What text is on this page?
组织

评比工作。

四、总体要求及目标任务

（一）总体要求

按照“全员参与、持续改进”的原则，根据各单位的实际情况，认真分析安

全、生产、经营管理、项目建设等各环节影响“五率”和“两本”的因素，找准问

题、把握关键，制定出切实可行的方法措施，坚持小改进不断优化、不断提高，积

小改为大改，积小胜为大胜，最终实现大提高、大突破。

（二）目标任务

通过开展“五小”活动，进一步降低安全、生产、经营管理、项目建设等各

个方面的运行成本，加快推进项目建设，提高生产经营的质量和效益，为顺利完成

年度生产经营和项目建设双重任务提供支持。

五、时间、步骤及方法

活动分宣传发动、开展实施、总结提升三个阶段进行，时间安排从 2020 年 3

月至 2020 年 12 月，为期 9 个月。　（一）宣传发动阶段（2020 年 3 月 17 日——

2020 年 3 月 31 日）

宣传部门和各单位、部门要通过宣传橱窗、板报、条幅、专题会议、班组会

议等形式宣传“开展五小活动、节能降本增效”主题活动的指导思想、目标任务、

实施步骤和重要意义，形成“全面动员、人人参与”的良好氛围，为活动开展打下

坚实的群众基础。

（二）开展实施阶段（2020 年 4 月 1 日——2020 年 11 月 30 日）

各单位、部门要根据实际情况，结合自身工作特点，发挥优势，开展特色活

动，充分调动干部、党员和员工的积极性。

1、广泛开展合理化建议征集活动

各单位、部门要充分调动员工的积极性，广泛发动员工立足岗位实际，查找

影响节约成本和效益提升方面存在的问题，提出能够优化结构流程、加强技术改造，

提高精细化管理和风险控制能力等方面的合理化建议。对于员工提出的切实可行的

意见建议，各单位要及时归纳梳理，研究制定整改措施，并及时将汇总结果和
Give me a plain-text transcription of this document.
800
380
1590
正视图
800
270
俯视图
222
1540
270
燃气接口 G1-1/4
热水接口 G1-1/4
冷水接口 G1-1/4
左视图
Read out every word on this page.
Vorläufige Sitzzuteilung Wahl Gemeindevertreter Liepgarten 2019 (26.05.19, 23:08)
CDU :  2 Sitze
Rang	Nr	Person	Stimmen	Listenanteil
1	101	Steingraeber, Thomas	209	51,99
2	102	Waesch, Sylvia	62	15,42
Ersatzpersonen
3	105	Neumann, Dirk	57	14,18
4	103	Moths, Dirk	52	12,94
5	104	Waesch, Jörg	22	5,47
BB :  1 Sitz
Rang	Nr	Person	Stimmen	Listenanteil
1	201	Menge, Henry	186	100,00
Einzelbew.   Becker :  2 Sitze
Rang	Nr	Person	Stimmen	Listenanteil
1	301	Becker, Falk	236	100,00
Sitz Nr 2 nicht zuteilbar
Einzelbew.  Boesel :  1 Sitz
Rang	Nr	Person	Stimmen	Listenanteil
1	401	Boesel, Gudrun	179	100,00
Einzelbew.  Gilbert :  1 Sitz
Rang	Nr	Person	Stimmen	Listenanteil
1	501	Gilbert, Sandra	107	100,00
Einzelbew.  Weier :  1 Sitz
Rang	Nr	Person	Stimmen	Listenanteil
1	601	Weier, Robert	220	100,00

Task statement:
Reproduce all of the material above word for word.

Right answer:
What text is on this page?
组织

评比工作。

四、总体要求及目标任务

（一）总体要求

按照“全员参与、持续改进”的原则，根据各单位的实际情况，认真分析安

全、生产、经营管理、项目建设等各环节影响“五率”和“两本”的因素，找准问

题、把握关键，制定出切实可行的方法措施，坚持小改进不断优化、不断提高，积

小改为大改，积小胜为大胜，最终实现大提高、大突破。

（二）目标任务

通过开展“五小”活动，进一步降低安全、生产、经营管理、项目建设等各

个方面的运行成本，加快推进项目建设，提高生产经营的质量和效益，为顺利完成

年度生产经营和项目建设双重任务提供支持。

五、时间、步骤及方法

活动分宣传发动、开展实施、总结提升三个阶段进行，时间安排从 2020 年 3

月至 2020 年 12 月，为期 9 个月。　（一）宣传发动阶段（2020 年 3 月 17 日——

2020 年 3 月 31 日）

宣传部门和各单位、部门要通过宣传橱窗、板报、条幅、专题会议、班组会

议等形式宣传“开展五小活动、节能降本增效”主题活动的指导思想、目标任务、

实施步骤和重要意义，形成“全面动员、人人参与”的良好氛围，为活动开展打下

坚实的群众基础。

（二）开展实施阶段（2020 年 4 月 1 日——2020 年 11 月 30 日）

各单位、部门要根据实际情况，结合自身工作特点，发挥优势，开展特色活

动，充分调动干部、党员和员工的积极性。

1、广泛开展合理化建议征集活动

各单位、部门要充分调动员工的积极性，广泛发动员工立足岗位实际，查找

影响节约成本和效益提升方面存在的问题，提出能够优化结构流程、加强技术改造，

提高精细化管理和风险控制能力等方面的合理化建议。对于员工提出的切实可行的

意见建议，各单位要及时归纳梳理，研究制定整改措施，并及时将汇总结果和
Give me a plain-text transcription of this document.
800
380
1590
正视图
800
270
俯视图
222
1540
270
燃气接口 G1-1/4
热水接口 G1-1/4
冷水接口 G1-1/4
左视图
Read out every word on this page.
Vorläufige Sitzzuteilung Wahl Gemeindevertreter Liepgarten 2019 (26.05.19, 23:08)
CDU :  2 Sitze
Rang	Nr	Person	Stimmen	Listenanteil
1	101	Steingraeber, Thomas	209	51,99
2	102	Waesch, Sylvia	62	15,42
Ersatzpersonen
3	105	Neumann, Dirk	57	14,18
4	103	Moths, Dirk	52	12,94
5	104	Waesch, Jörg	22	5,47
BB :  1 Sitz
Rang	Nr	Person	Stimmen	Listenanteil
1	201	Menge, Henry	186	100,00
Einzelbew.   Becker :  2 Sitze
Rang	Nr	Person	Stimmen	Listenanteil
1	301	Becker, Falk	236	100,00
Sitz Nr 2 nicht zuteilbar
Einzelbew.  Boesel :  1 Sitz
Rang	Nr	Person	Stimmen	Listenanteil
1	401	Boesel, Gudrun	179	100,00
Einzelbew.  Gilbert :  1 Sitz
Rang	Nr	Person	Stimmen	Listenanteil
1	501	Gilbert, Sandra	107	100,00
Einzelbew.  Weier :  1 Sitz
Rang	Nr	Person	Stimmen	Listenanteil
1	601	Weier, Robert	220	100,00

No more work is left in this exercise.